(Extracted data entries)
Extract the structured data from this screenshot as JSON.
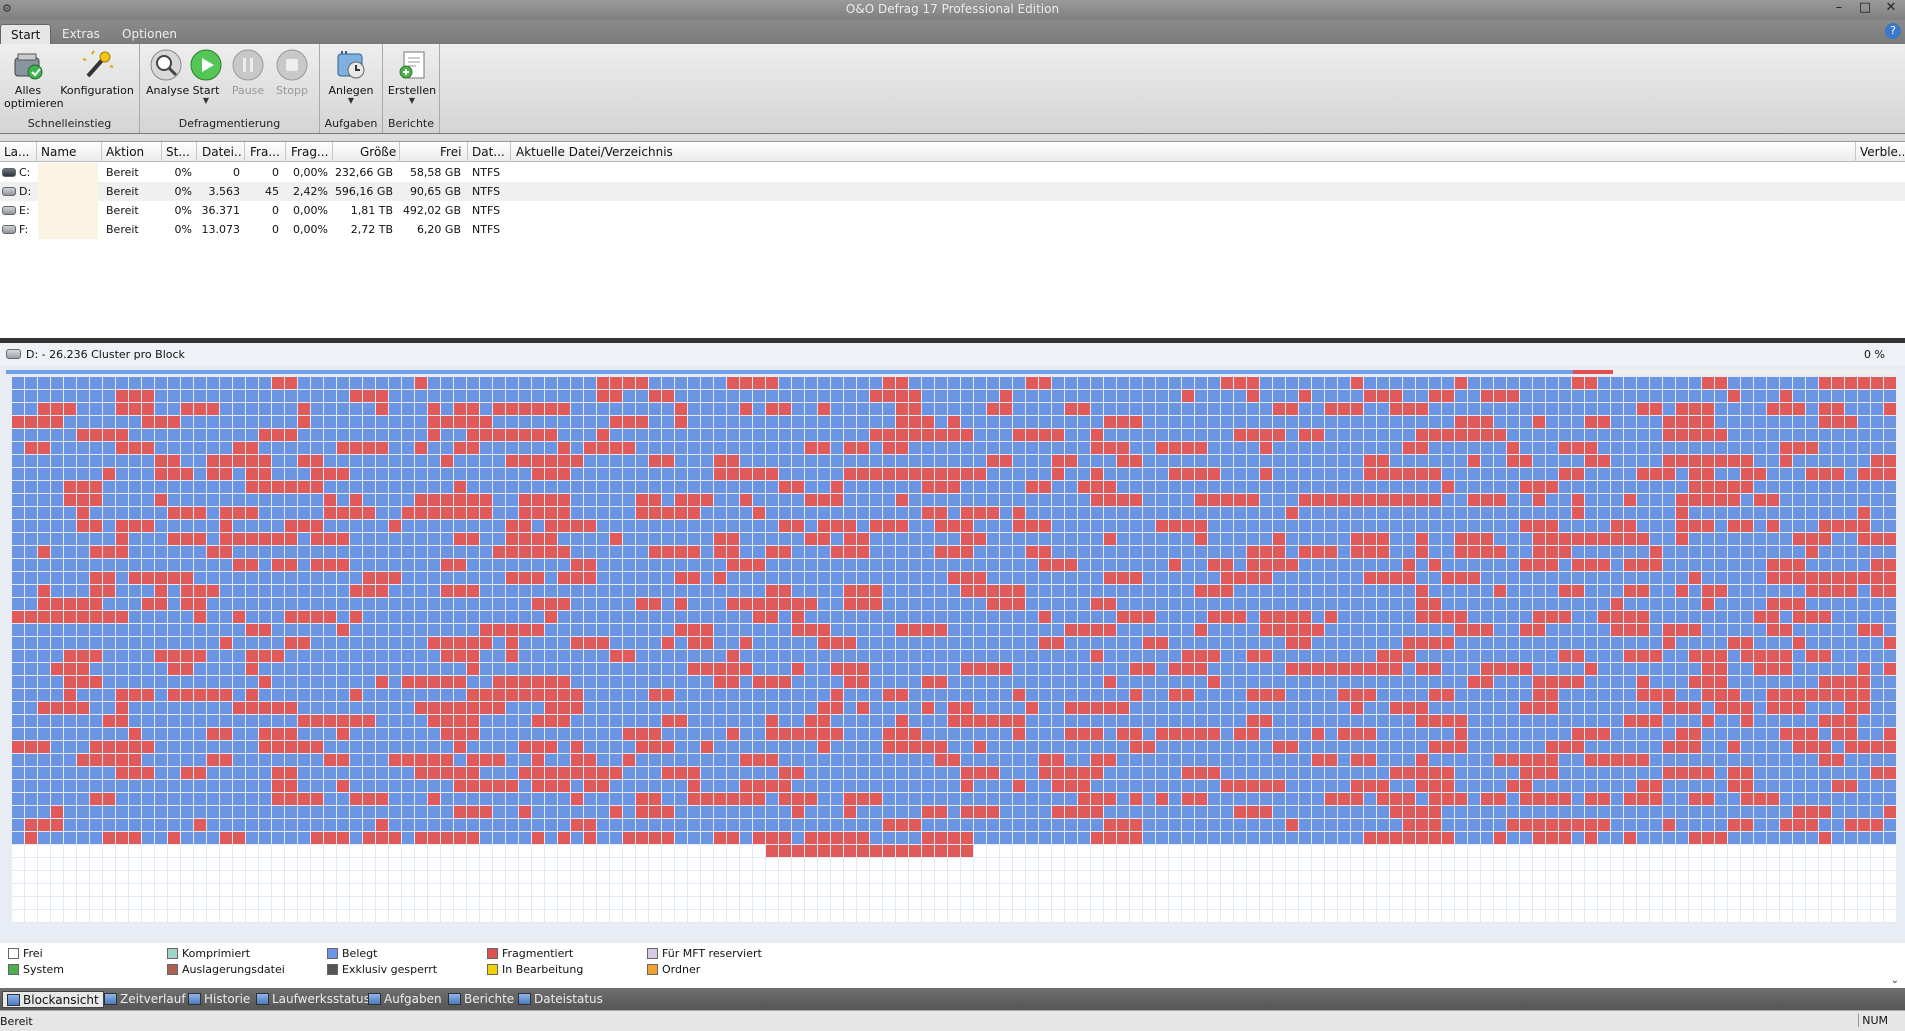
{
  "window": {
    "title": "O&O Defrag 17 Professional Edition"
  },
  "tabs": [
    {
      "label": "Start",
      "active": true
    },
    {
      "label": "Extras",
      "active": false
    },
    {
      "label": "Optionen",
      "active": false
    }
  ],
  "ribbon": {
    "groups": [
      {
        "label": "Schnelleinstieg",
        "buttons": [
          {
            "label": "Alles optimieren"
          },
          {
            "label": "Konfiguration"
          }
        ]
      },
      {
        "label": "Defragmentierung",
        "buttons": [
          {
            "label": "Analyse"
          },
          {
            "label": "Start"
          },
          {
            "label": "Pause",
            "disabled": true
          },
          {
            "label": "Stopp",
            "disabled": true
          }
        ]
      },
      {
        "label": "Aufgaben",
        "buttons": [
          {
            "label": "Anlegen"
          }
        ]
      },
      {
        "label": "Berichte",
        "buttons": [
          {
            "label": "Erstellen"
          }
        ]
      }
    ]
  },
  "drive_list": {
    "columns": [
      "La...",
      "Name",
      "Aktion",
      "St...",
      "Datei...",
      "Fra...",
      "Frag...",
      "Größe",
      "Frei",
      "Dat...",
      "Aktuelle Datei/Verzeichnis",
      "Verble..."
    ],
    "rows": [
      {
        "drive": "C:",
        "name": "",
        "action": "Bereit",
        "status": "0%",
        "files": "0",
        "frag_files": "0",
        "frag_pct": "0,00%",
        "size": "232,66 GB",
        "free": "58,58 GB",
        "fs": "NTFS"
      },
      {
        "drive": "D:",
        "name": "",
        "action": "Bereit",
        "status": "0%",
        "files": "3.563",
        "frag_files": "45",
        "frag_pct": "2,42%",
        "size": "596,16 GB",
        "free": "90,65 GB",
        "fs": "NTFS"
      },
      {
        "drive": "E:",
        "name": "",
        "action": "Bereit",
        "status": "0%",
        "files": "36.371",
        "frag_files": "0",
        "frag_pct": "0,00%",
        "size": "1,81 TB",
        "free": "492,02 GB",
        "fs": "NTFS"
      },
      {
        "drive": "F:",
        "name": "",
        "action": "Bereit",
        "status": "0%",
        "files": "13.073",
        "frag_files": "0",
        "frag_pct": "0,00%",
        "size": "2,72 TB",
        "free": "6,20 GB",
        "fs": "NTFS"
      }
    ]
  },
  "block_map": {
    "title": "D: - 26.236 Cluster pro Block",
    "progress_text": "0 %",
    "progress_fraction": 0.85,
    "colors": {
      "free": "#ffffff",
      "used": "#6b95e3",
      "fragmented": "#e05a5a",
      "grid": "#e3e9f3"
    }
  },
  "legend": [
    {
      "label": "Frei",
      "color": "#ffffff"
    },
    {
      "label": "System",
      "color": "#4caf50"
    },
    {
      "label": "Komprimiert",
      "color": "#9fd3c7"
    },
    {
      "label": "Auslagerungsdatei",
      "color": "#b06050"
    },
    {
      "label": "Belegt",
      "color": "#6b95e3"
    },
    {
      "label": "Exklusiv gesperrt",
      "color": "#555555"
    },
    {
      "label": "Fragmentiert",
      "color": "#e05050"
    },
    {
      "label": "In Bearbeitung",
      "color": "#f0d000"
    },
    {
      "label": "Für MFT reserviert",
      "color": "#d8c8e8"
    },
    {
      "label": "Ordner",
      "color": "#f0a030"
    }
  ],
  "view_tabs": [
    {
      "label": "Blockansicht",
      "active": true
    },
    {
      "label": "Zeitverlauf"
    },
    {
      "label": "Historie"
    },
    {
      "label": "Laufwerksstatus"
    },
    {
      "label": "Aufgaben"
    },
    {
      "label": "Berichte"
    },
    {
      "label": "Dateistatus"
    }
  ],
  "status": {
    "text": "Bereit",
    "num": "NUM"
  }
}
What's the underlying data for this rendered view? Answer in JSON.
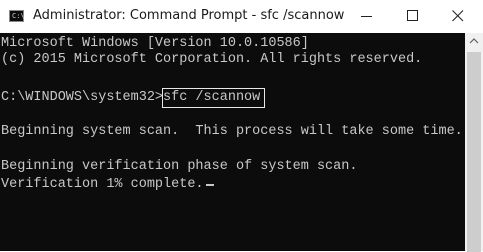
{
  "window": {
    "title": "Administrator: Command Prompt - sfc  /scannow",
    "icon": "command-prompt-icon",
    "icon_text": "C:\\"
  },
  "titlebar_buttons": {
    "minimize_icon": "minimize-icon",
    "maximize_icon": "maximize-icon",
    "close_icon": "close-icon"
  },
  "console": {
    "line1": "Microsoft Windows [Version 10.0.10586]",
    "line2": "(c) 2015 Microsoft Corporation. All rights reserved.",
    "prompt": "C:\\WINDOWS\\system32>",
    "command": "sfc /scannow",
    "line4": "Beginning system scan.  This process will take some time.",
    "line5": "Beginning verification phase of system scan.",
    "line6": "Verification 1% complete."
  },
  "colors": {
    "console_bg": "#0c0c0c",
    "console_text": "#c8c8c8",
    "titlebar_bg": "#ffffff",
    "scrollbar_bg": "#f0f0f0"
  }
}
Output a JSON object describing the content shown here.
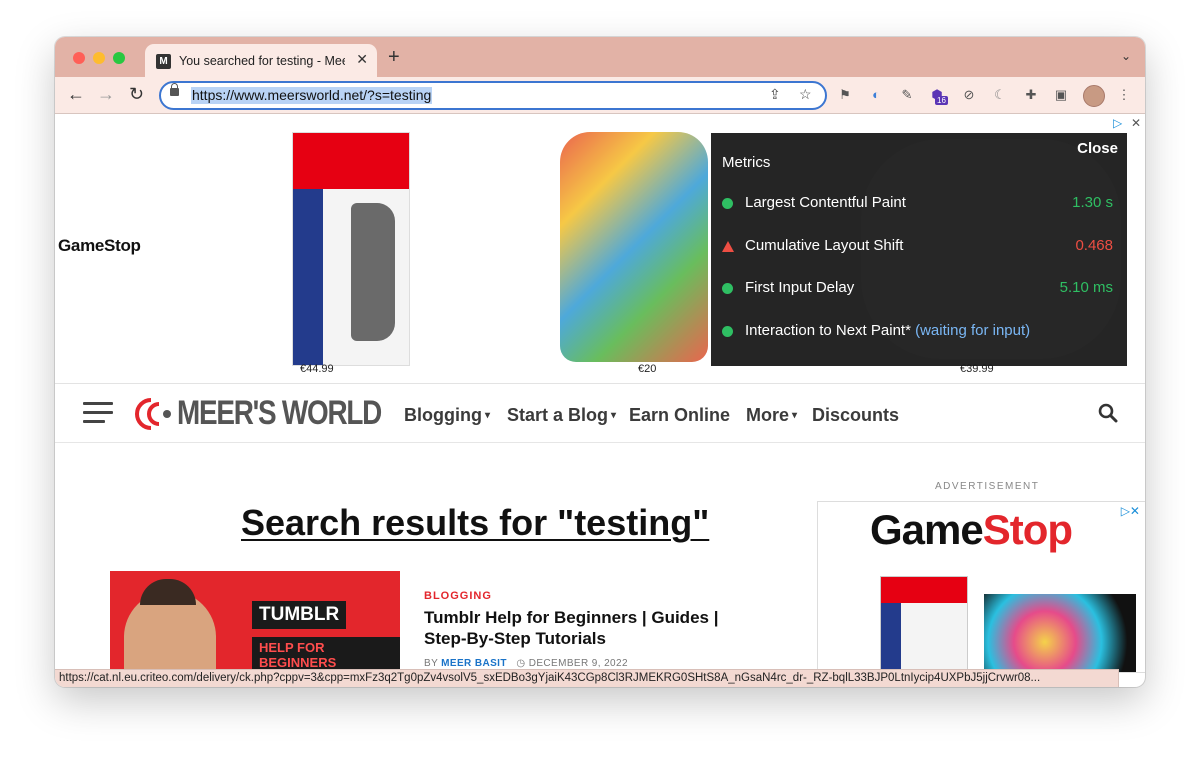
{
  "browser": {
    "tab_title": "You searched for testing - Meer",
    "tab_favicon": "M",
    "url": "https://www.meersworld.net/?s=testing",
    "extension_badge": "16",
    "status_url": "https://cat.nl.eu.criteo.com/delivery/ck.php?cppv=3&cpp=mxFz3q2Tg0pZv4vsolV5_sxEDBo3gYjaiK43CGp8Cl3RJMEKRG0SHtS8A_nGsaN4rc_dr-_RZ-bqlL33BJP0LtnIycip4UXPbJ5jjCrvwr08..."
  },
  "top_ad": {
    "brand": "GameStop",
    "prices": [
      "€44.99",
      "€20",
      "€39.99"
    ]
  },
  "metrics": {
    "title": "Metrics",
    "close": "Close",
    "rows": [
      {
        "label": "Largest Contentful Paint",
        "value": "1.30 s",
        "status": "good",
        "color": "#2fbf63"
      },
      {
        "label": "Cumulative Layout Shift",
        "value": "0.468",
        "status": "poor",
        "color": "#ee4e43"
      },
      {
        "label": "First Input Delay",
        "value": "5.10 ms",
        "status": "good",
        "color": "#2fbf63"
      },
      {
        "label": "Interaction to Next Paint*",
        "value": "(waiting for input)",
        "status": "good",
        "color": "#7ab7f5"
      }
    ]
  },
  "site": {
    "logo": "MEER'S WORLD",
    "menu": [
      "Blogging",
      "Start a Blog",
      "Earn Online",
      "More",
      "Discounts"
    ],
    "accent": "#e3262c"
  },
  "content": {
    "page_title": "Search results for \"testing\"",
    "post": {
      "category": "BLOGGING",
      "title": "Tumblr Help for Beginners | Guides | Step-By-Step Tutorials",
      "by": "BY",
      "author": "MEER BASIT",
      "date": "DECEMBER 9, 2022",
      "thumb_tag1": "TUMBLR",
      "thumb_tag2": "HELP FOR BEGINNERS"
    },
    "ad_label": "ADVERTISEMENT",
    "side_ad_brand_a": "Game",
    "side_ad_brand_b": "Stop"
  }
}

◆ REQUIRED WORK ◆
Pull out each line of the listing that holds the string "Microsoft".

◆ EXERCISE RESPONSE ◆
    "line1": "Microsoft Windows [Version 10.0.10586]",
    "line2": "(c) 2015 Microsoft Corporation. All rights reserved.",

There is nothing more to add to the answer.